** START EXTRACTED TEXT **
The 17th-century phrase “Do as I say, not as I do” was initially deployed by preachers to their followers. It is apt to borrow this phrase to describe how the same approach is currently being adopted by Hong Kong’s “pro-democracy” activists and their overseas supporters. They have fiercely and consistently demonstrated their opposition to the enactment of a national security law according to Article 23 of the Basic Law, while continuing to breach law and social order in the SAR with illegal assemblies and vandalism to property and infrastructure.
It is, however, obvious that a common thread in their objections is not only unconstitutional and hypocritical but also deceptive and misleading, to say the least. To begin with, those who raised objections to the enactment of a national security law applicable in the HKSAR in and out of Hong Kong share a common goal — to continue their claims that “one country, two systems” is not working. Their opposition has been aimed at jeopardizing Beijing’s legitimate right to exercise sovereignty over the SAR ever since the proposed national security bill was withdrawn in 2003.
The British government has always maintained that under the Sino-British Joint Declaration, it is duty-bound to monitor Hong Kong for 50 years. To this end, it has continued to produce biannual reports and presented them to the British Parliament since June 1997. The perception that such reports are necessary under the Joint Declaration for 50 years is misguided and wrong.
As history never lies, there is a need to refer to events that led to Britain’s successive foreign secretaries erroneously believing they had a duty to produce these biannual reports as part of Britain’s commitment to ensure China faithfully delivers its commitments to the SAR.
Those who raised objections to the enactment of a national security law applicable in the HKSAR in and out of Hong Kong share a common goal — to continue their claims that “one country, two systems” is not working. Their opposition has been aimed at jeopardizing Beijing’s legitimate right to exercise sovereignty over the SAR ever since the proposed national security bill was withdrawn in 2003
The author of the very first biannual report to Parliament that covered the period of January to June 1997 was the late foreign secretary Robin Cook. In his opening paragraph, he said, “I have reaffirmed the undertaking given by the previous Government to report to Parliament at six-monthly intervals on the implementation of the Sino-British Joint Declaration on Hong Kong. This first report covers the period January-June 1997. The reports will continue at least as long as the Joint Liaison Group, that is until 1 January 2000.”
** END EXTRACTED TEXT **
** START LISTED RECORDS **
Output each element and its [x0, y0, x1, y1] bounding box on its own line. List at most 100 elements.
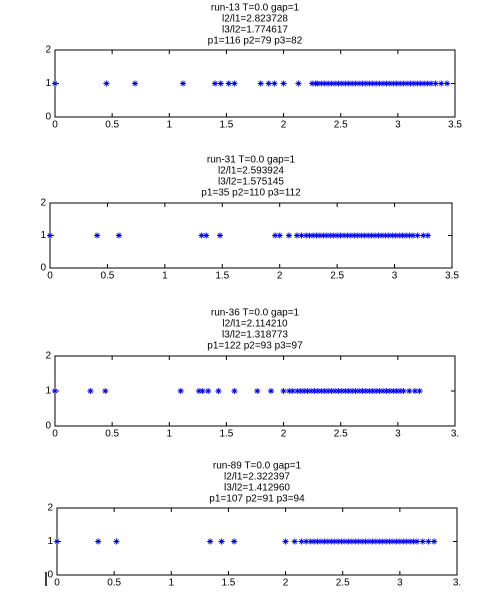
point — [271, 80, 278, 87]
point — [376, 538, 383, 545]
point — [311, 388, 318, 394]
point — [215, 388, 222, 394]
point — [316, 232, 323, 239]
point — [383, 388, 390, 394]
point — [113, 538, 120, 545]
point — [318, 80, 325, 87]
point — [341, 232, 348, 239]
point — [196, 388, 202, 394]
point — [335, 80, 342, 87]
point — [345, 80, 352, 87]
point — [373, 80, 380, 87]
y-tick-label: 2 — [45, 351, 51, 362]
point — [342, 80, 349, 87]
point — [372, 538, 379, 545]
point — [328, 80, 335, 87]
chart-title: p1=35 p2=110 p3=112 — [201, 188, 301, 199]
point — [348, 538, 355, 545]
point — [414, 80, 421, 87]
point — [386, 388, 393, 394]
point — [349, 388, 356, 394]
x-tick-label: 2 — [281, 120, 287, 131]
point — [295, 80, 302, 87]
point — [368, 232, 375, 239]
point — [285, 232, 292, 239]
point — [257, 80, 264, 87]
x-tick-label: 0.5 — [105, 120, 119, 131]
point — [52, 388, 58, 394]
point — [345, 538, 352, 545]
point — [361, 232, 368, 239]
x-tick-label: 0.5 — [107, 578, 121, 589]
point — [218, 538, 225, 545]
point — [338, 80, 345, 87]
x-tick-label: 1 — [169, 578, 175, 589]
point — [416, 388, 423, 394]
x-tick-label: 0.5 — [105, 429, 119, 440]
point — [406, 388, 413, 394]
point — [372, 232, 379, 239]
point — [298, 232, 305, 239]
point — [407, 80, 414, 87]
x-tick-label: 1.5 — [219, 429, 233, 440]
point — [304, 388, 311, 394]
point — [383, 80, 390, 87]
point — [324, 538, 331, 545]
point — [272, 232, 279, 239]
point — [203, 232, 210, 239]
point — [280, 388, 287, 394]
point — [352, 80, 359, 87]
point — [392, 232, 399, 239]
point — [397, 80, 404, 87]
point — [95, 538, 102, 545]
point — [390, 388, 397, 394]
x-tick-label: 2.5 — [336, 578, 350, 589]
point — [231, 388, 238, 394]
point — [351, 232, 358, 239]
point — [47, 232, 53, 239]
point — [396, 232, 403, 239]
point — [335, 388, 342, 394]
point — [369, 538, 376, 545]
point — [410, 538, 417, 545]
point — [425, 538, 432, 545]
point — [420, 232, 427, 239]
chart-title: run-89 T=0.0 gap=1 — [213, 461, 302, 472]
point — [362, 538, 369, 545]
point — [362, 80, 369, 87]
point — [306, 232, 313, 239]
point — [180, 80, 186, 87]
point — [344, 232, 351, 239]
y-tick-label: 2 — [40, 198, 46, 209]
point — [444, 80, 450, 87]
x-tick-label: 3 — [395, 120, 401, 131]
point — [265, 80, 272, 87]
x-tick-label: 3 — [392, 271, 398, 282]
point — [382, 232, 389, 239]
x-tick-label: 2.5 — [330, 271, 344, 282]
chart-title: l3/l2=1.318773 — [222, 330, 288, 341]
chart-title: p1=107 p2=91 p3=94 — [209, 494, 305, 505]
point — [347, 232, 354, 239]
y-tick-label: 1 — [45, 386, 51, 397]
point — [352, 538, 359, 545]
x-tick-label: 3. — [453, 578, 461, 589]
point — [359, 388, 366, 394]
point — [438, 80, 445, 87]
point — [328, 538, 335, 545]
chart-title: run-13 T=0.0 gap=1 — [211, 3, 300, 14]
point — [338, 388, 345, 394]
point — [390, 80, 397, 87]
point — [205, 388, 212, 394]
point — [328, 388, 335, 394]
chart-title: l2/l1=2.823728 — [222, 14, 288, 25]
point — [342, 388, 349, 394]
y-tick-label: 1 — [45, 78, 51, 89]
x-tick-label: 2 — [277, 271, 283, 282]
point — [366, 388, 373, 394]
x-tick-label: 1.5 — [219, 120, 233, 131]
point — [327, 232, 334, 239]
x-tick-label: 3 — [397, 578, 403, 589]
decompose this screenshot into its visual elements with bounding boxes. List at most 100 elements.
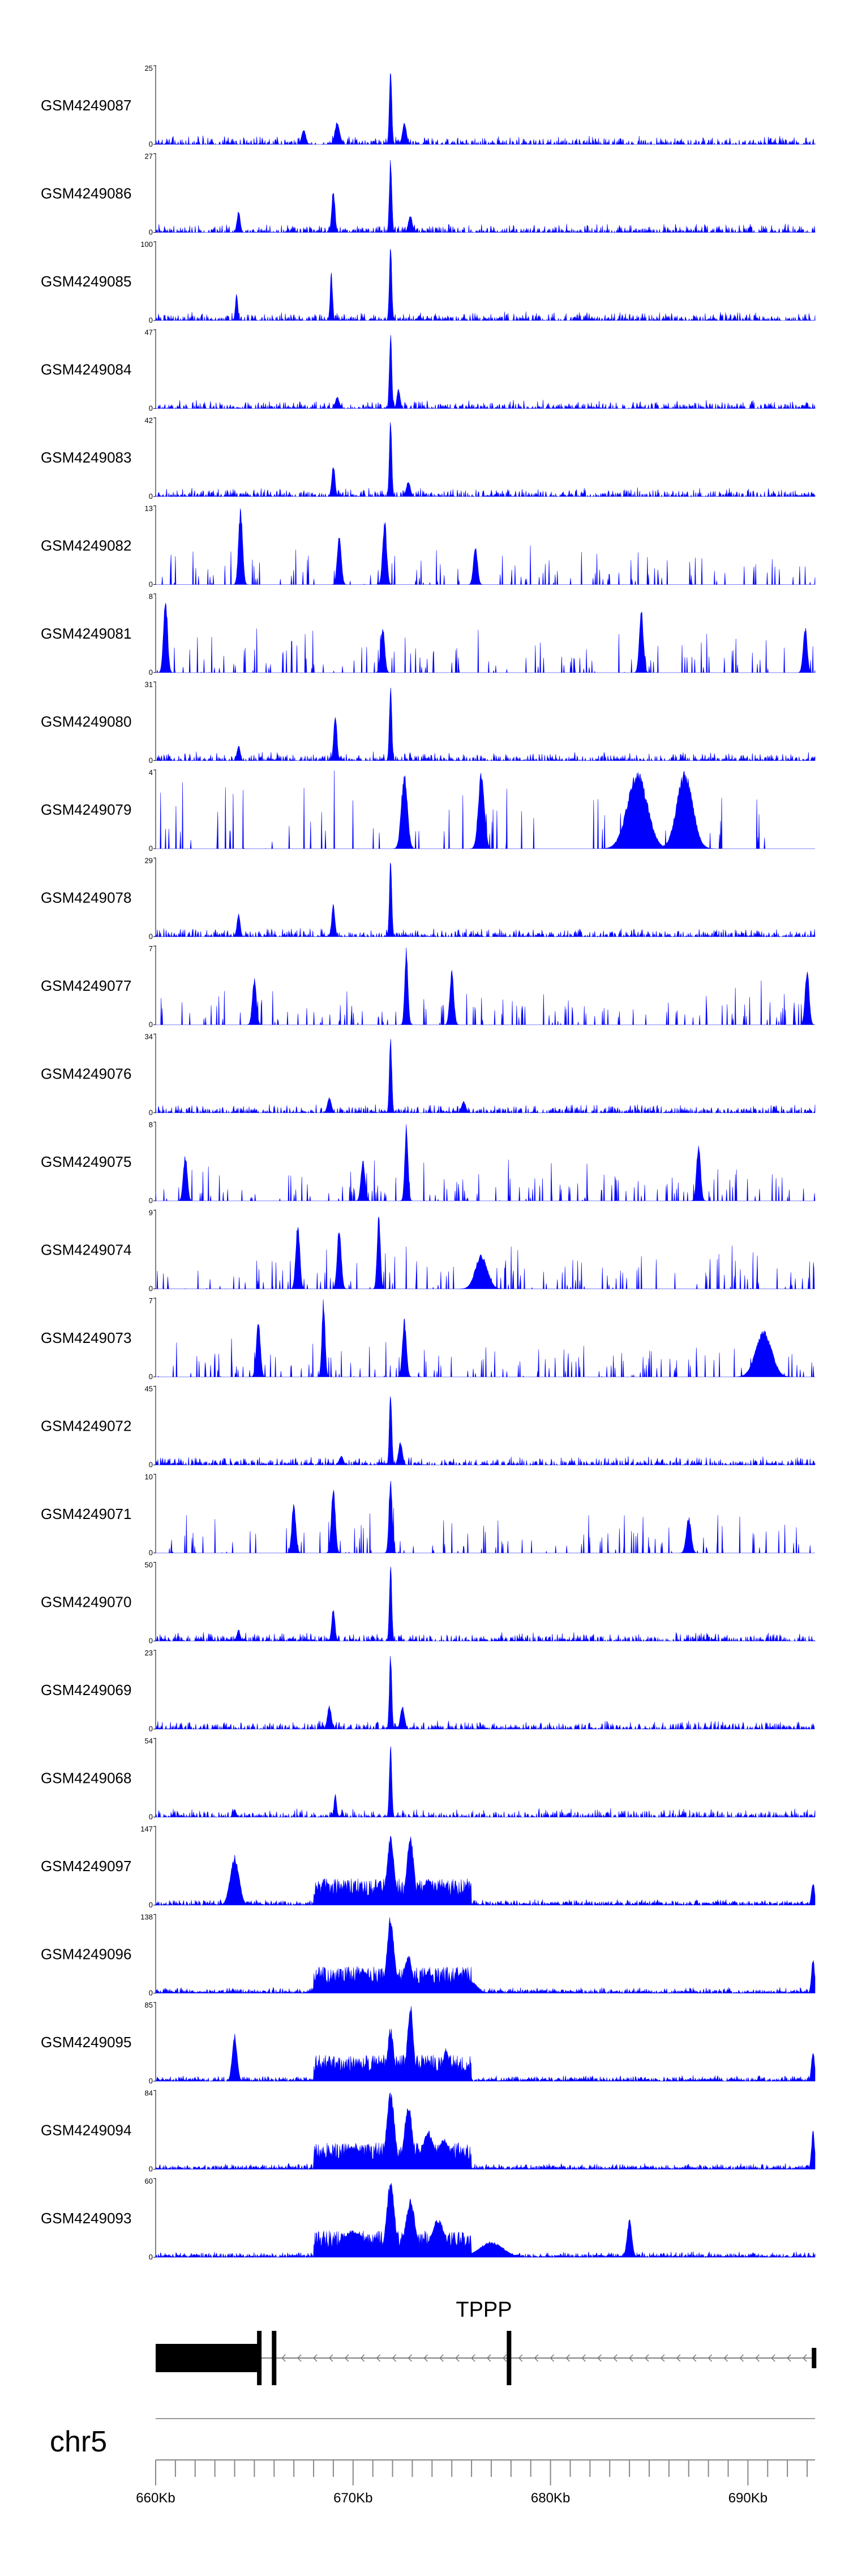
strand-arrow [629, 2354, 633, 2362]
strand-arrow [581, 2354, 586, 2362]
y-min-label: 0 [149, 580, 153, 589]
y-min-label: 0 [149, 2165, 153, 2173]
y-min-label: 0 [149, 1020, 153, 1029]
y-max-label: 54 [145, 1737, 153, 1745]
signal-area [155, 2183, 816, 2258]
y-max-label: 84 [145, 2089, 153, 2098]
strand-arrow [771, 2354, 775, 2362]
track-label: GSM4249086 [41, 185, 131, 202]
track-label: GSM4249076 [41, 1066, 131, 1082]
strand-arrow [423, 2354, 428, 2362]
track-label: GSM4249096 [41, 1946, 131, 1963]
y-min-label: 0 [149, 844, 153, 853]
signal-area [156, 770, 815, 849]
track-GSM4249087: GSM4249087 25 0 [41, 64, 816, 148]
y-min-label: 0 [149, 1196, 153, 1205]
signal-area [155, 1835, 816, 1906]
track-GSM4249083: GSM4249083 42 0 [41, 416, 816, 500]
strand-arrow [328, 2354, 333, 2362]
track-label: GSM4249085 [41, 273, 131, 290]
signal-area [155, 1396, 816, 1466]
strand-arrow [692, 2354, 697, 2362]
y-min-label: 0 [149, 668, 153, 677]
strand-arrow [534, 2354, 539, 2362]
y-max-label: 8 [149, 1120, 153, 1129]
track-GSM4249074: GSM4249074 9 0 [41, 1209, 815, 1293]
y-max-label: 138 [140, 1913, 153, 1922]
track-GSM4249095: GSM4249095 85 0 [41, 2001, 816, 2085]
strand-arrow [518, 2354, 523, 2362]
chromosome-label: chr5 [50, 2425, 107, 2458]
strand-arrow [486, 2354, 491, 2362]
signal-area [155, 1567, 816, 1642]
track-GSM4249077: GSM4249077 7 0 [41, 944, 816, 1029]
y-max-label: 25 [145, 64, 153, 72]
y-min-label: 0 [149, 1901, 153, 1909]
track-GSM4249084: GSM4249084 47 0 [41, 328, 816, 413]
axis-tick-label: 690Kb [728, 2491, 767, 2506]
signal-area [155, 1655, 815, 1730]
y-min-label: 0 [149, 228, 153, 237]
signal-area [155, 422, 816, 498]
signal-area [155, 2006, 816, 2082]
y-max-label: 60 [145, 2177, 153, 2185]
track-label: GSM4249072 [41, 1418, 131, 1435]
strand-arrow [803, 2354, 807, 2362]
strand-arrow [408, 2354, 412, 2362]
track-label: GSM4249071 [41, 1505, 131, 1522]
strand-arrow [707, 2354, 713, 2362]
y-min-label: 0 [149, 2077, 153, 2085]
track-label: GSM4249075 [41, 1153, 131, 1170]
strand-arrow [376, 2354, 381, 2362]
strand-arrow [613, 2354, 618, 2362]
track-label: GSM4249095 [41, 2034, 131, 2051]
y-max-label: 27 [145, 152, 153, 161]
strand-arrow [755, 2354, 760, 2362]
y-max-label: 9 [149, 1209, 153, 1217]
strand-arrow [676, 2354, 681, 2362]
track-label: GSM4249084 [41, 361, 131, 378]
exon [507, 2331, 512, 2385]
track-GSM4249069: GSM4249069 23 0 [41, 1649, 815, 1733]
track-label: GSM4249083 [41, 449, 131, 466]
signal-area [156, 1299, 815, 1377]
y-min-label: 0 [149, 492, 153, 500]
strand-arrow [597, 2354, 602, 2362]
track-label: GSM4249073 [41, 1329, 131, 1346]
strand-arrow [439, 2354, 444, 2362]
signal-area [155, 249, 816, 322]
track-label: GSM4249081 [41, 625, 131, 642]
track-GSM4249082: GSM4249082 13 0 [41, 504, 816, 589]
y-max-label: 47 [145, 328, 153, 337]
axis-tick-label: 670Kb [333, 2491, 372, 2506]
track-GSM4249073: GSM4249073 7 0 [41, 1296, 815, 1381]
track-GSM4249081: GSM4249081 8 0 [41, 592, 816, 677]
y-min-label: 0 [149, 1372, 153, 1381]
track-GSM4249080: GSM4249080 31 0 [41, 681, 816, 765]
track-label: GSM4249093 [41, 2210, 131, 2227]
exon [257, 2331, 262, 2385]
strand-arrow [565, 2354, 571, 2362]
track-label: GSM4249074 [41, 1242, 131, 1259]
track-label: GSM4249069 [41, 1681, 131, 1698]
signal-area [156, 603, 816, 673]
strand-arrow [644, 2354, 649, 2362]
signal-tracks: GSM4249087250GSM4249086270GSM42490851000… [41, 64, 816, 2261]
track-label: GSM4249080 [41, 713, 131, 730]
track-label: GSM4249079 [41, 801, 131, 818]
strand-arrow [660, 2354, 665, 2362]
utr-block [156, 2344, 260, 2372]
signal-area [155, 335, 816, 409]
track-GSM4249071: GSM4249071 10 0 [41, 1473, 815, 1557]
y-max-label: 23 [145, 1649, 153, 1657]
track-label: GSM4249094 [41, 2122, 131, 2139]
y-min-label: 0 [149, 2253, 153, 2261]
y-min-label: 0 [149, 1989, 153, 1997]
y-min-label: 0 [149, 756, 153, 765]
y-min-label: 0 [149, 1548, 153, 1557]
track-GSM4249096: GSM4249096 138 0 [41, 1913, 816, 1997]
track-GSM4249078: GSM4249078 29 0 [41, 857, 816, 941]
y-max-label: 42 [145, 416, 153, 425]
axis-ticks: 660Kb 670Kb 680Kb 690Kb [136, 2460, 808, 2506]
signal-area [155, 160, 816, 233]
** END LISTED RECORDS **
Reproduce the Hong Kong commentary from "As history never" up to and including "to the SAR.", changing "foreign secretaries" to "foreign ministers". Work from the text on Hong Kong's national security law alone, not from the data.

As history never lies, there is a need to refer to events that led to Britain’s successive foreign ministers erroneously believing they had a duty to produce these biannual reports as part of Britain’s commitment to ensure China faithfully delivers its commitments to the SAR.